_THE TASK:_
What is the number of lines in the data that hold the string "document"? Reply with that number only.

[Records from a dataset]

=======

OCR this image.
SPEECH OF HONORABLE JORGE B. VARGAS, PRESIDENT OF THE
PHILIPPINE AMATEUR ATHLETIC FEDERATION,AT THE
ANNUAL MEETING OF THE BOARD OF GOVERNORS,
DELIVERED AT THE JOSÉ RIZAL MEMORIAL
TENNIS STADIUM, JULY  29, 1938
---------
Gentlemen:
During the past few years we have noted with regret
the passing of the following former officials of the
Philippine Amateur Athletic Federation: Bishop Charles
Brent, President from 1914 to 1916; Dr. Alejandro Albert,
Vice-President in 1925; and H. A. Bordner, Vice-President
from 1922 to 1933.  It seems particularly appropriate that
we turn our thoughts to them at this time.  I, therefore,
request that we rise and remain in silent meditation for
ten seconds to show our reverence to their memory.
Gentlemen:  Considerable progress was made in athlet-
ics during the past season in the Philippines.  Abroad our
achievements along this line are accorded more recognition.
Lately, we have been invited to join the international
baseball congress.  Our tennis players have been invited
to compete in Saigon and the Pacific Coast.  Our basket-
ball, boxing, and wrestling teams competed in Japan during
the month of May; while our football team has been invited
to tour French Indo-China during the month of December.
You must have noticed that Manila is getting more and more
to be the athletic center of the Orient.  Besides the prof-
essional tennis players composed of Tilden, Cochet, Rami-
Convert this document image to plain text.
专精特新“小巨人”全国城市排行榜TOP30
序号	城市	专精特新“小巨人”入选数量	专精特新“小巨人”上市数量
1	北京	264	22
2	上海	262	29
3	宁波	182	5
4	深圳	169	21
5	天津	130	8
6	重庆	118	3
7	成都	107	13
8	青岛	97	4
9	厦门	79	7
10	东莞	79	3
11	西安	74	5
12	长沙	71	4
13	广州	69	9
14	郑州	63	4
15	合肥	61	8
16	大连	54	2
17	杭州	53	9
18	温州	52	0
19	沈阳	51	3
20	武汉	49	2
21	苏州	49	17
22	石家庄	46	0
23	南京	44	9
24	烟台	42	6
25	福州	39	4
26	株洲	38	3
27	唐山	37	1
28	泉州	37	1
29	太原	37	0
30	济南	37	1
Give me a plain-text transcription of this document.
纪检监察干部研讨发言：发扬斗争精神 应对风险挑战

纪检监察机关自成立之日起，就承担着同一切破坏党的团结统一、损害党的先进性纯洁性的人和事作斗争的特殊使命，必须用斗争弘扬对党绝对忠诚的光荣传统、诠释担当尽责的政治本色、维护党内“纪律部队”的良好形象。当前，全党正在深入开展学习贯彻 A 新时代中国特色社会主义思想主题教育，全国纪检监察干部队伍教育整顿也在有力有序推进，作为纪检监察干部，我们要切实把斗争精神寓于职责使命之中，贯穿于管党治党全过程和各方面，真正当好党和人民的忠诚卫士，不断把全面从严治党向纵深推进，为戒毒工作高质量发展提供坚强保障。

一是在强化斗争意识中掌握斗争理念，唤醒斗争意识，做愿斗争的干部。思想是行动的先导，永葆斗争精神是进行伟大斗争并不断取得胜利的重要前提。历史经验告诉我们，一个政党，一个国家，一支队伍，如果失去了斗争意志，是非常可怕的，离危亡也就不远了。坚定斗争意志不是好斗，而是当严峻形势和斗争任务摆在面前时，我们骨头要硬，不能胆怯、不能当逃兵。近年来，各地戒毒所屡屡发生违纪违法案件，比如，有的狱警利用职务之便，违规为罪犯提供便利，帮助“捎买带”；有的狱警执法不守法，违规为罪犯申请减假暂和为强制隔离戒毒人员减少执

=======

_OUTPUT OF THE TASK:_
2